GOAL OF THE EXERCISE:
Transcribe only the part of the listing below that begins at the line containing "Type out the text in this image." and runs to its final line, keeping both ends.

TASK INPUT:
* * * *

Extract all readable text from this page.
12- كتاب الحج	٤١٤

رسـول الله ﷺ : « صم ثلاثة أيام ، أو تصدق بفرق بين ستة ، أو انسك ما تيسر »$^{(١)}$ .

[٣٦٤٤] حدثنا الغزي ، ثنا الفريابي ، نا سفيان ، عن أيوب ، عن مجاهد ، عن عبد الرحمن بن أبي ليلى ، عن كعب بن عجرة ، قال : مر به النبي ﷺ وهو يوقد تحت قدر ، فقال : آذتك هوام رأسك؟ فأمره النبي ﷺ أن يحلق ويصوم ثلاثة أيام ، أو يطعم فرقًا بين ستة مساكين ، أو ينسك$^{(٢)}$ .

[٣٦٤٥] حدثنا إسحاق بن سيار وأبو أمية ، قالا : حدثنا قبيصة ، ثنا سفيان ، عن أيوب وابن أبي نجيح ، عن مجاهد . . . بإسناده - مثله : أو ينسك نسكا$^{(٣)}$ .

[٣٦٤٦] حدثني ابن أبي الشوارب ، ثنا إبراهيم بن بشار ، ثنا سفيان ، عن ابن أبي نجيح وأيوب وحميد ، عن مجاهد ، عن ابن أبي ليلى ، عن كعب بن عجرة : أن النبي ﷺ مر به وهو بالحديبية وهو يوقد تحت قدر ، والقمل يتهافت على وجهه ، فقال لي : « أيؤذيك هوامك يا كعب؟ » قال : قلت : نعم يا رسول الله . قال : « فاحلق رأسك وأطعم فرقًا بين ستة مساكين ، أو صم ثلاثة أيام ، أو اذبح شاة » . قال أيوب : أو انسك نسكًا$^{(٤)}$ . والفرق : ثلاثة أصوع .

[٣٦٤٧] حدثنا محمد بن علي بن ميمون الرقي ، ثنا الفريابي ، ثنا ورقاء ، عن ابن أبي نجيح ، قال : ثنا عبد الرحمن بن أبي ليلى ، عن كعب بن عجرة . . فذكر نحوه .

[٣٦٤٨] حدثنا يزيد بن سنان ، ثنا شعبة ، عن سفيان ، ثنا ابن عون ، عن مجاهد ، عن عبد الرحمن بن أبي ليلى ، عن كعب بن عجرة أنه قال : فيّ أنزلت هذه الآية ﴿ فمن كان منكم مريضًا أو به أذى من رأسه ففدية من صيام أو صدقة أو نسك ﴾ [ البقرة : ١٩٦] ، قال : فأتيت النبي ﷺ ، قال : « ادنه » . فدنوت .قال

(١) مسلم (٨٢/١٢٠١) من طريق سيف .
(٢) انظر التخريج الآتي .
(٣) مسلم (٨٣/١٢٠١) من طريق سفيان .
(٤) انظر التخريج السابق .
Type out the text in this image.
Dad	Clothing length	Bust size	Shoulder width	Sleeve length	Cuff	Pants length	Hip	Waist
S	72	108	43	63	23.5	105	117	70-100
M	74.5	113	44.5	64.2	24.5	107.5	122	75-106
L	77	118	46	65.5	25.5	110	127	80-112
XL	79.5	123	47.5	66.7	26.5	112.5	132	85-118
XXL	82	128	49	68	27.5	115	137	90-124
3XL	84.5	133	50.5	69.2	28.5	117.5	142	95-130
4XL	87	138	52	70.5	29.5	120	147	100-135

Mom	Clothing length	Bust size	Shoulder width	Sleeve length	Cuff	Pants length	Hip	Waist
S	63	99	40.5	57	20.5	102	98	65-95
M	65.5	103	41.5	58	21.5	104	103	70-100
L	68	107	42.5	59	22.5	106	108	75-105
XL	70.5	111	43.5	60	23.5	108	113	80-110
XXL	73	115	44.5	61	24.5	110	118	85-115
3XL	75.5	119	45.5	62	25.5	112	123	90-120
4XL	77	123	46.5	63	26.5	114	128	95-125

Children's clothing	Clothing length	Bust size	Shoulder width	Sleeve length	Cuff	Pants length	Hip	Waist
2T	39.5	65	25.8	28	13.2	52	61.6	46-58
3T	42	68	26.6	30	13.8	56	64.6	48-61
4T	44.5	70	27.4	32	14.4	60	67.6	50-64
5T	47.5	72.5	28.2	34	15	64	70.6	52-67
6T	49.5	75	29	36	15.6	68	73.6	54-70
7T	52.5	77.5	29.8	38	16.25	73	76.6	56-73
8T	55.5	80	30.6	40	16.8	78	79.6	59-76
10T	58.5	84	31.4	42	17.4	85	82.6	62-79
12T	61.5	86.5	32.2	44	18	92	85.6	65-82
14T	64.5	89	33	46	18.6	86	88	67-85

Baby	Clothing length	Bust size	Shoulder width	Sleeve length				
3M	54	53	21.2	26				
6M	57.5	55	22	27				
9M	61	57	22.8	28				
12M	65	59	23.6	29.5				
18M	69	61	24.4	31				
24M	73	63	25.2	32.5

* * * *

WRITTEN ANSWER:
Type out the text in this image.
Dad	Clothing length	Bust size	Shoulder width	Sleeve length	Cuff	Pants length	Hip	Waist
S	72	108	43	63	23.5	105	117	70-100
M	74.5	113	44.5	64.2	24.5	107.5	122	75-106
L	77	118	46	65.5	25.5	110	127	80-112
XL	79.5	123	47.5	66.7	26.5	112.5	132	85-118
XXL	82	128	49	68	27.5	115	137	90-124
3XL	84.5	133	50.5	69.2	28.5	117.5	142	95-130
4XL	87	138	52	70.5	29.5	120	147	100-135

Mom	Clothing length	Bust size	Shoulder width	Sleeve length	Cuff	Pants length	Hip	Waist
S	63	99	40.5	57	20.5	102	98	65-95
M	65.5	103	41.5	58	21.5	104	103	70-100
L	68	107	42.5	59	22.5	106	108	75-105
XL	70.5	111	43.5	60	23.5	108	113	80-110
XXL	73	115	44.5	61	24.5	110	118	85-115
3XL	75.5	119	45.5	62	25.5	112	123	90-120
4XL	77	123	46.5	63	26.5	114	128	95-125

Children's clothing	Clothing length	Bust size	Shoulder width	Sleeve length	Cuff	Pants length	Hip	Waist
2T	39.5	65	25.8	28	13.2	52	61.6	46-58
3T	42	68	26.6	30	13.8	56	64.6	48-61
4T	44.5	70	27.4	32	14.4	60	67.6	50-64
5T	47.5	72.5	28.2	34	15	64	70.6	52-67
6T	49.5	75	29	36	15.6	68	73.6	54-70
7T	52.5	77.5	29.8	38	16.25	73	76.6	56-73
8T	55.5	80	30.6	40	16.8	78	79.6	59-76
10T	58.5	84	31.4	42	17.4	85	82.6	62-79
12T	61.5	86.5	32.2	44	18	92	85.6	65-82
14T	64.5	89	33	46	18.6	86	88	67-85

Baby	Clothing length	Bust size	Shoulder width	Sleeve length				
3M	54	53	21.2	26				
6M	57.5	55	22	27				
9M	61	57	22.8	28				
12M	65	59	23.6	29.5				
18M	69	61	24.4	31				
24M	73	63	25.2	32.5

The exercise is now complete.